TASK DETAILS: Read the listing and extract each line that includes the word "this".

PROVIDED RECORDS:
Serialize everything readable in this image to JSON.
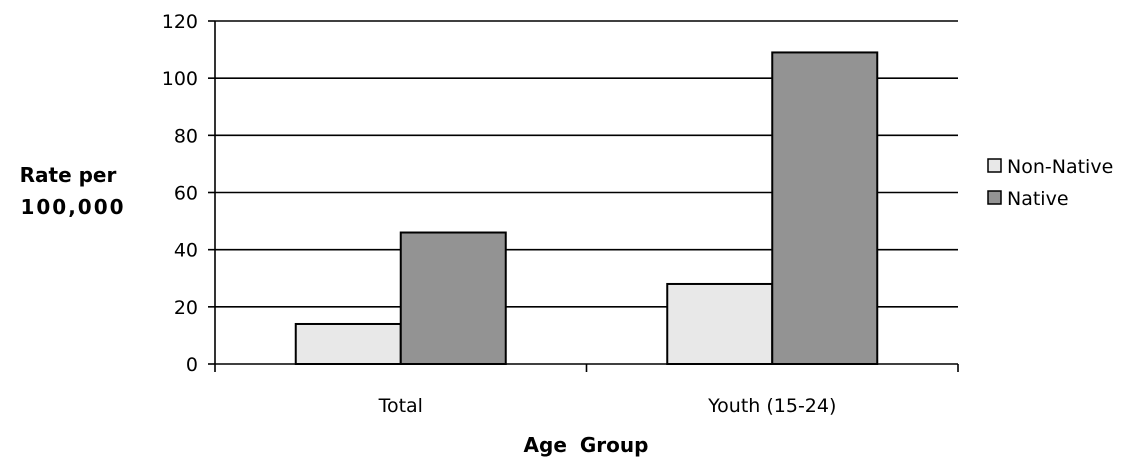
{
  "chart_data": {
    "type": "bar",
    "title": "",
    "xlabel": "Age Group",
    "ylabel_lines": [
      "Rate per",
      "100,000"
    ],
    "categories": [
      "Total",
      "Youth (15-24)"
    ],
    "series": [
      {
        "name": "Non-Native",
        "values": [
          14,
          28
        ],
        "color": "#e8e8e8"
      },
      {
        "name": "Native",
        "values": [
          46,
          109
        ],
        "color": "#939393"
      }
    ],
    "ylim": [
      0,
      120
    ],
    "yticks": [
      0,
      20,
      40,
      60,
      80,
      100,
      120
    ],
    "grid": true,
    "legend_position": "right"
  }
}
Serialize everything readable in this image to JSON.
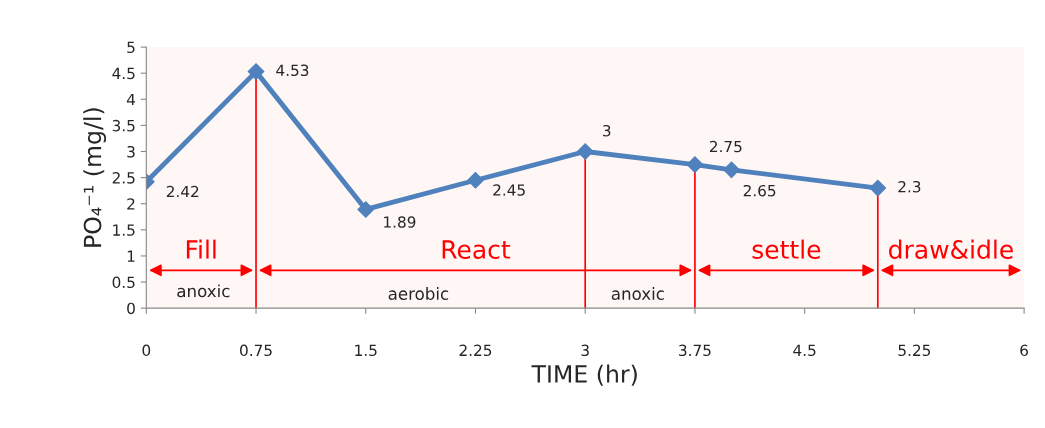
{
  "chart_data": {
    "type": "line",
    "x": [
      0,
      0.75,
      1.5,
      2.25,
      3,
      3.75,
      4,
      5
    ],
    "series": [
      {
        "color": "#4f81bd",
        "values": [
          2.42,
          4.53,
          1.89,
          2.45,
          3,
          2.75,
          2.65,
          2.3
        ]
      }
    ],
    "marker": "diamond",
    "data_labels": true,
    "grid": false,
    "legend": false,
    "xlabel": "TIME (hr)",
    "ylabel": "PO₄⁻¹ (mg/l)",
    "xlim": [
      0,
      6
    ],
    "xticks": [
      0,
      0.75,
      1.5,
      2.25,
      3,
      3.75,
      4.5,
      5.25,
      6
    ],
    "ylim": [
      0,
      5
    ],
    "yticks": [
      0,
      0.5,
      1,
      1.5,
      2,
      2.5,
      3,
      3.5,
      4,
      4.5,
      5
    ],
    "ref_lines": [
      {
        "axis": "x",
        "value": 0.75,
        "color": "#ff0000"
      },
      {
        "axis": "x",
        "value": 3,
        "color": "#ff0000"
      },
      {
        "axis": "x",
        "value": 3.75,
        "color": "#ff0000"
      },
      {
        "axis": "x",
        "value": 5,
        "color": "#ff0000"
      }
    ],
    "bands": [
      {
        "axis": "x",
        "from": 0,
        "to": 0.75,
        "label": "Fill",
        "color": "#ff0000"
      },
      {
        "axis": "x",
        "from": 0.75,
        "to": 3.75,
        "label": "React",
        "color": "#ff0000"
      },
      {
        "axis": "x",
        "from": 3.75,
        "to": 5,
        "label": "settle",
        "color": "#ff0000"
      },
      {
        "axis": "x",
        "from": 5,
        "to": 6,
        "label": "draw&idle",
        "color": "#ff0000"
      }
    ],
    "annotations": [
      "anoxic",
      "aerobic",
      "anoxic"
    ]
  }
}
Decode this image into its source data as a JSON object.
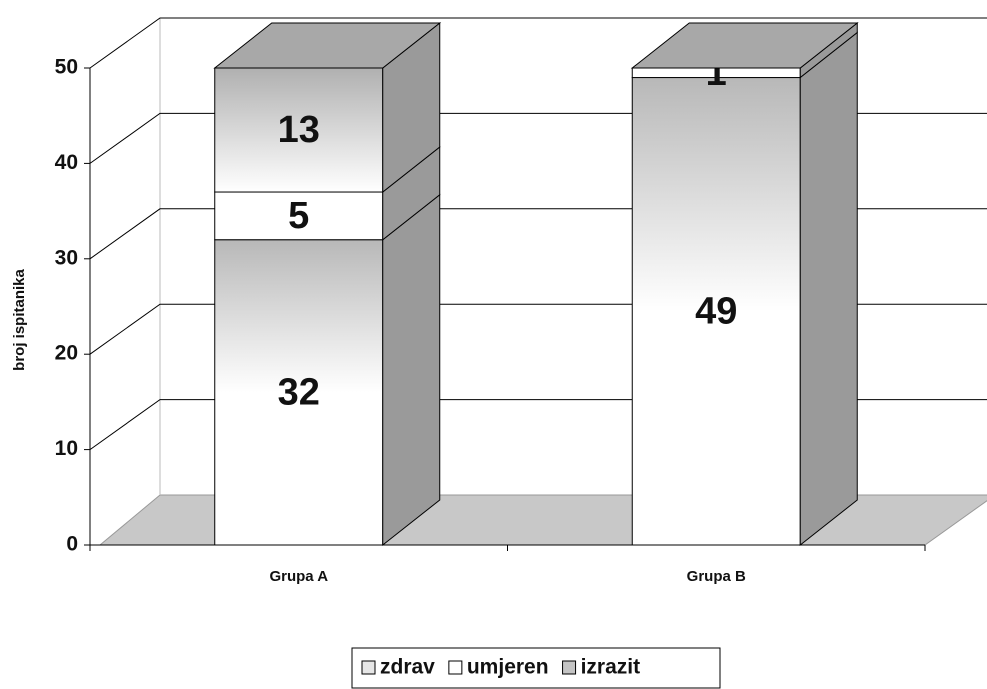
{
  "chart_data": {
    "type": "bar3d_stacked",
    "y_label": "broj ispitanika",
    "categories": [
      "Grupa A",
      "Grupa B"
    ],
    "series": [
      {
        "name": "zdrav",
        "color": "#e6e6e6",
        "values": [
          32,
          49
        ]
      },
      {
        "name": "umjeren",
        "color": "#ffffff",
        "values": [
          5,
          1
        ]
      },
      {
        "name": "izrazit",
        "color": "#c4c4c4",
        "values": [
          13,
          null
        ]
      }
    ],
    "ylim": [
      0,
      50
    ],
    "yticks": [
      0,
      10,
      20,
      30,
      40,
      50
    ],
    "grid": true
  }
}
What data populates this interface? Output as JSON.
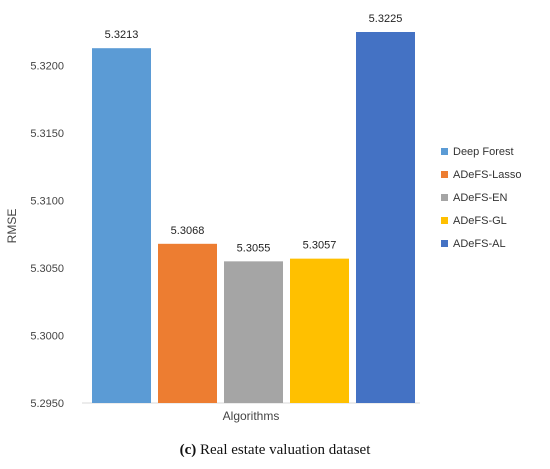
{
  "chart_data": {
    "type": "bar",
    "categories": [
      "Algorithms"
    ],
    "series": [
      {
        "name": "Deep Forest",
        "values": [
          5.3213
        ],
        "color": "#5b9bd5",
        "label": "5.3213"
      },
      {
        "name": "ADeFS-Lasso",
        "values": [
          5.3068
        ],
        "color": "#ed7d31",
        "label": "5.3068"
      },
      {
        "name": "ADeFS-EN",
        "values": [
          5.3055
        ],
        "color": "#a5a5a5",
        "label": "5.3055"
      },
      {
        "name": "ADeFS-GL",
        "values": [
          5.3057
        ],
        "color": "#ffc000",
        "label": "5.3057"
      },
      {
        "name": "ADeFS-AL",
        "values": [
          5.3225
        ],
        "color": "#4472c4",
        "label": "5.3225"
      }
    ],
    "xlabel": "Algorithms",
    "ylabel": "RMSE",
    "ylim": [
      5.295,
      5.3225
    ],
    "yticks": [
      "5.2950",
      "5.3000",
      "5.3050",
      "5.3100",
      "5.3150",
      "5.3200"
    ],
    "ytick_values": [
      5.295,
      5.3,
      5.305,
      5.31,
      5.315,
      5.32
    ],
    "legend_position": "right",
    "grid": false
  },
  "caption": {
    "prefix": "(c)",
    "text": " Real estate valuation dataset"
  }
}
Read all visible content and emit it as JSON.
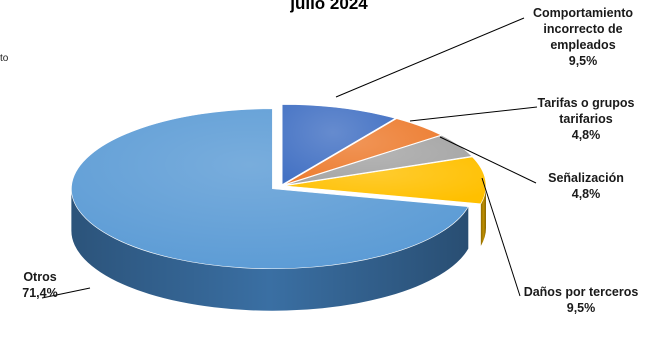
{
  "chart_data": {
    "type": "pie",
    "title": "julio 2024",
    "left_fragment": "to",
    "legend": "none",
    "slices": [
      {
        "label_lines": [
          "Comportamiento",
          "incorrecto de",
          "empleados"
        ],
        "value_label": "9,5%",
        "value": 9.5,
        "color": "#4472C4",
        "dark": "#2F5597"
      },
      {
        "label_lines": [
          "Tarifas o grupos",
          "tarifarios"
        ],
        "value_label": "4,8%",
        "value": 4.8,
        "color": "#ED7D31",
        "dark": "#B45A1F"
      },
      {
        "label_lines": [
          "Señalización"
        ],
        "value_label": "4,8%",
        "value": 4.8,
        "color": "#A5A5A5",
        "dark": "#7B7B7B"
      },
      {
        "label_lines": [
          "Daños por terceros"
        ],
        "value_label": "9,5%",
        "value": 9.5,
        "color": "#FFC000",
        "dark": "#BF8F00"
      },
      {
        "label_lines": [
          "Otros"
        ],
        "value_label": "71,4%",
        "value": 71.4,
        "color": "#5B9BD5",
        "dark": "#3A6FA3"
      }
    ]
  }
}
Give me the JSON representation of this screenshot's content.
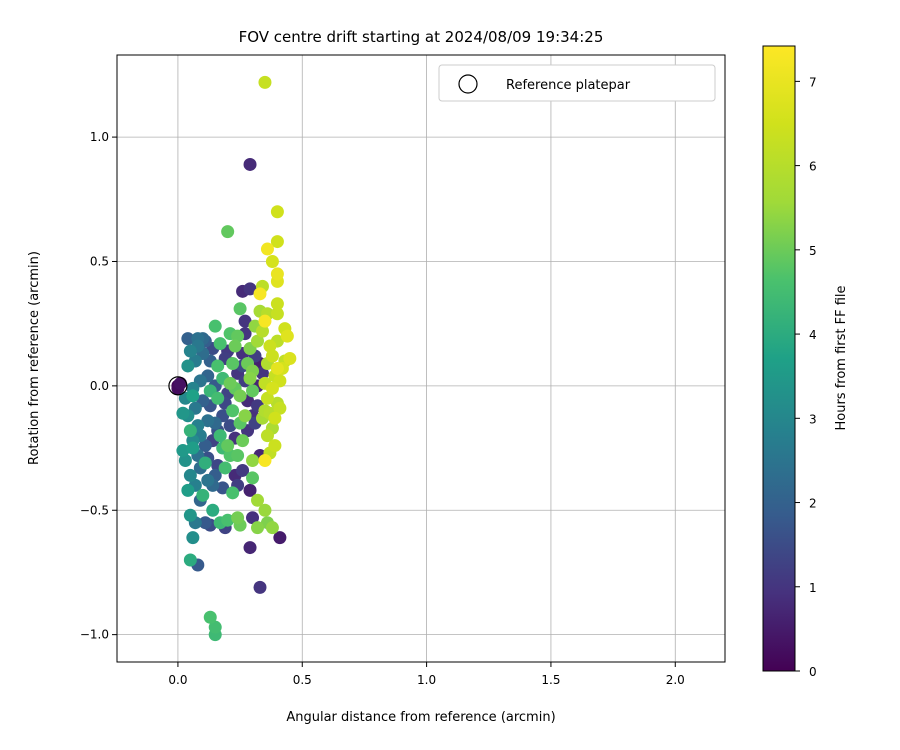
{
  "chart_data": {
    "type": "scatter",
    "title": "FOV centre drift starting at 2024/08/09 19:34:25",
    "xlabel": "Angular distance from reference (arcmin)",
    "ylabel": "Rotation from reference (arcmin)",
    "xlim": [
      -0.245,
      2.2
    ],
    "ylim": [
      -1.11,
      1.33
    ],
    "xticks": [
      "0.0",
      "0.5",
      "1.0",
      "1.5",
      "2.0"
    ],
    "yticks": [
      "1.0",
      "0.5",
      "0.0",
      "−0.5",
      "−1.0"
    ],
    "grid": true,
    "legend": {
      "position": "top-right",
      "entries": [
        "Reference platepar"
      ]
    },
    "colorbar": {
      "label": "Hours from first FF file",
      "range": [
        0,
        7.42
      ],
      "ticks": [
        "0",
        "1",
        "2",
        "3",
        "4",
        "5",
        "6",
        "7"
      ],
      "colormap": "viridis"
    },
    "reference_point": {
      "x": 0.0,
      "y": 0.0
    },
    "points": [
      [
        0.35,
        1.22,
        6.3
      ],
      [
        0.29,
        0.89,
        0.8
      ],
      [
        0.2,
        0.62,
        4.9
      ],
      [
        0.4,
        0.7,
        6.5
      ],
      [
        0.4,
        0.58,
        6.5
      ],
      [
        0.36,
        0.55,
        7.2
      ],
      [
        0.38,
        0.5,
        6.6
      ],
      [
        0.4,
        0.45,
        7.0
      ],
      [
        0.4,
        0.42,
        6.8
      ],
      [
        0.33,
        0.37,
        7.3
      ],
      [
        0.26,
        0.38,
        0.8
      ],
      [
        0.29,
        0.39,
        1.0
      ],
      [
        0.34,
        0.4,
        6.1
      ],
      [
        0.25,
        0.31,
        4.8
      ],
      [
        0.4,
        0.33,
        6.4
      ],
      [
        0.33,
        0.3,
        5.7
      ],
      [
        0.36,
        0.29,
        6.0
      ],
      [
        0.4,
        0.29,
        6.3
      ],
      [
        0.27,
        0.26,
        1.0
      ],
      [
        0.35,
        0.26,
        7.3
      ],
      [
        0.43,
        0.23,
        6.5
      ],
      [
        0.44,
        0.2,
        6.8
      ],
      [
        0.4,
        0.18,
        6.1
      ],
      [
        0.37,
        0.16,
        6.4
      ],
      [
        0.45,
        0.11,
        6.7
      ],
      [
        0.42,
        0.07,
        6.6
      ],
      [
        0.39,
        0.04,
        6.3
      ],
      [
        0.41,
        0.02,
        6.5
      ],
      [
        0.35,
        0.01,
        6.2
      ],
      [
        0.33,
        0.09,
        0.6
      ],
      [
        0.31,
        0.12,
        1.2
      ],
      [
        0.3,
        0.06,
        5.2
      ],
      [
        0.28,
        0.09,
        5.0
      ],
      [
        0.36,
        -0.05,
        6.3
      ],
      [
        0.4,
        -0.07,
        6.0
      ],
      [
        0.35,
        -0.1,
        5.9
      ],
      [
        0.32,
        -0.08,
        1.1
      ],
      [
        0.3,
        -0.12,
        0.9
      ],
      [
        0.38,
        -0.17,
        5.8
      ],
      [
        0.36,
        -0.2,
        6.1
      ],
      [
        0.39,
        -0.24,
        6.4
      ],
      [
        0.35,
        -0.3,
        7.3
      ],
      [
        0.33,
        -0.28,
        0.7
      ],
      [
        0.37,
        -0.27,
        6.2
      ],
      [
        0.3,
        -0.3,
        5.4
      ],
      [
        0.29,
        -0.42,
        0.6
      ],
      [
        0.3,
        -0.37,
        4.8
      ],
      [
        0.32,
        -0.46,
        5.6
      ],
      [
        0.35,
        -0.5,
        5.5
      ],
      [
        0.36,
        -0.55,
        5.2
      ],
      [
        0.38,
        -0.57,
        5.4
      ],
      [
        0.32,
        -0.57,
        5.3
      ],
      [
        0.3,
        -0.53,
        0.9
      ],
      [
        0.41,
        -0.61,
        0.5
      ],
      [
        0.29,
        -0.65,
        0.7
      ],
      [
        0.33,
        -0.81,
        1.0
      ],
      [
        0.25,
        -0.56,
        5.0
      ],
      [
        0.2,
        -0.54,
        4.6
      ],
      [
        0.24,
        -0.53,
        5.1
      ],
      [
        0.17,
        -0.55,
        4.4
      ],
      [
        0.19,
        -0.57,
        1.3
      ],
      [
        0.13,
        -0.93,
        4.6
      ],
      [
        0.15,
        -0.97,
        4.5
      ],
      [
        0.15,
        -1.0,
        4.4
      ],
      [
        0.08,
        -0.72,
        1.8
      ],
      [
        0.05,
        -0.7,
        4.0
      ],
      [
        0.06,
        -0.61,
        3.2
      ],
      [
        0.05,
        -0.52,
        3.4
      ],
      [
        0.07,
        -0.55,
        2.6
      ],
      [
        0.11,
        -0.55,
        1.8
      ],
      [
        0.13,
        -0.56,
        1.5
      ],
      [
        0.09,
        -0.46,
        2.1
      ],
      [
        0.14,
        -0.5,
        4.0
      ],
      [
        0.04,
        -0.42,
        3.6
      ],
      [
        0.07,
        -0.4,
        2.8
      ],
      [
        0.1,
        -0.44,
        4.2
      ],
      [
        0.12,
        -0.38,
        2.5
      ],
      [
        0.15,
        -0.36,
        1.9
      ],
      [
        0.05,
        -0.36,
        3.0
      ],
      [
        0.03,
        -0.3,
        3.3
      ],
      [
        0.08,
        -0.28,
        2.4
      ],
      [
        0.12,
        -0.29,
        1.6
      ],
      [
        0.16,
        -0.32,
        1.4
      ],
      [
        0.19,
        -0.33,
        4.5
      ],
      [
        0.21,
        -0.28,
        4.7
      ],
      [
        0.23,
        -0.36,
        0.8
      ],
      [
        0.26,
        -0.34,
        1.1
      ],
      [
        0.24,
        -0.4,
        1.2
      ],
      [
        0.22,
        -0.43,
        4.6
      ],
      [
        0.18,
        -0.41,
        1.7
      ],
      [
        0.02,
        -0.26,
        3.5
      ],
      [
        0.06,
        -0.22,
        3.1
      ],
      [
        0.09,
        -0.2,
        2.7
      ],
      [
        0.11,
        -0.24,
        1.9
      ],
      [
        0.14,
        -0.22,
        1.3
      ],
      [
        0.17,
        -0.2,
        4.4
      ],
      [
        0.2,
        -0.24,
        4.9
      ],
      [
        0.23,
        -0.21,
        0.9
      ],
      [
        0.26,
        -0.22,
        5.0
      ],
      [
        0.28,
        -0.18,
        1.0
      ],
      [
        0.25,
        -0.15,
        4.8
      ],
      [
        0.21,
        -0.16,
        1.5
      ],
      [
        0.18,
        -0.12,
        1.6
      ],
      [
        0.15,
        -0.15,
        2.2
      ],
      [
        0.12,
        -0.14,
        2.4
      ],
      [
        0.08,
        -0.16,
        2.8
      ],
      [
        0.05,
        -0.18,
        4.2
      ],
      [
        0.04,
        -0.12,
        3.2
      ],
      [
        0.07,
        -0.09,
        2.6
      ],
      [
        0.1,
        -0.06,
        2.0
      ],
      [
        0.13,
        -0.08,
        1.7
      ],
      [
        0.16,
        -0.05,
        4.5
      ],
      [
        0.19,
        -0.07,
        1.4
      ],
      [
        0.22,
        -0.1,
        4.7
      ],
      [
        0.25,
        -0.04,
        5.1
      ],
      [
        0.28,
        -0.06,
        0.8
      ],
      [
        0.3,
        -0.02,
        4.9
      ],
      [
        0.27,
        0.02,
        1.2
      ],
      [
        0.02,
        -0.11,
        3.4
      ],
      [
        0.03,
        -0.05,
        3.0
      ],
      [
        0.06,
        -0.01,
        2.9
      ],
      [
        0.09,
        0.02,
        2.5
      ],
      [
        0.12,
        0.04,
        2.1
      ],
      [
        0.15,
        0.0,
        1.8
      ],
      [
        0.18,
        0.03,
        4.4
      ],
      [
        0.21,
        0.01,
        5.0
      ],
      [
        0.24,
        0.05,
        1.0
      ],
      [
        0.22,
        0.09,
        4.8
      ],
      [
        0.19,
        0.11,
        1.2
      ],
      [
        0.16,
        0.08,
        4.6
      ],
      [
        0.13,
        0.1,
        2.0
      ],
      [
        0.1,
        0.13,
        2.3
      ],
      [
        0.07,
        0.1,
        2.7
      ],
      [
        0.04,
        0.08,
        3.3
      ],
      [
        0.05,
        0.14,
        2.9
      ],
      [
        0.08,
        0.16,
        2.6
      ],
      [
        0.11,
        0.18,
        1.9
      ],
      [
        0.14,
        0.15,
        1.5
      ],
      [
        0.17,
        0.17,
        4.6
      ],
      [
        0.2,
        0.14,
        1.1
      ],
      [
        0.23,
        0.16,
        5.0
      ],
      [
        0.26,
        0.13,
        0.9
      ],
      [
        0.29,
        0.15,
        5.2
      ],
      [
        0.32,
        0.18,
        5.6
      ],
      [
        0.34,
        0.22,
        6.0
      ],
      [
        0.31,
        0.24,
        5.4
      ],
      [
        0.27,
        0.21,
        1.0
      ],
      [
        0.24,
        0.2,
        4.9
      ],
      [
        0.21,
        0.21,
        4.7
      ],
      [
        0.15,
        0.24,
        4.6
      ],
      [
        0.1,
        0.19,
        2.2
      ],
      [
        0.04,
        0.19,
        2.0
      ],
      [
        0.08,
        0.19,
        2.4
      ],
      [
        0.0,
        0.0,
        0.1
      ],
      [
        0.0,
        -0.01,
        0.2
      ],
      [
        0.01,
        0.01,
        0.3
      ],
      [
        0.06,
        -0.04,
        3.7
      ],
      [
        0.13,
        -0.02,
        4.3
      ],
      [
        0.16,
        -0.18,
        1.6
      ],
      [
        0.09,
        -0.33,
        2.3
      ],
      [
        0.06,
        -0.25,
        3.6
      ],
      [
        0.11,
        -0.31,
        4.1
      ],
      [
        0.14,
        -0.4,
        2.2
      ],
      [
        0.18,
        -0.25,
        4.4
      ],
      [
        0.24,
        -0.28,
        4.8
      ],
      [
        0.27,
        -0.12,
        5.3
      ],
      [
        0.31,
        -0.15,
        1.3
      ],
      [
        0.34,
        -0.13,
        5.7
      ],
      [
        0.37,
        -0.11,
        6.0
      ],
      [
        0.39,
        -0.13,
        6.5
      ],
      [
        0.41,
        -0.09,
        6.3
      ],
      [
        0.38,
        -0.01,
        6.6
      ],
      [
        0.4,
        0.07,
        6.9
      ],
      [
        0.43,
        0.1,
        6.2
      ],
      [
        0.38,
        0.12,
        6.4
      ],
      [
        0.36,
        0.09,
        5.9
      ],
      [
        0.34,
        0.05,
        1.0
      ],
      [
        0.32,
        0.0,
        0.7
      ],
      [
        0.29,
        0.03,
        5.3
      ],
      [
        0.26,
        0.08,
        1.4
      ],
      [
        0.23,
        -0.01,
        4.9
      ],
      [
        0.2,
        -0.03,
        1.3
      ]
    ]
  }
}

EXPECTED ANSWER:
Serialize everything readable in this image to JSON.
Serialize everything readable in this image to JSON.
Decode this image into its source data as a JSON object.
What data populates this interface? Output as JSON.
Give me the JSON representation of this screenshot's content.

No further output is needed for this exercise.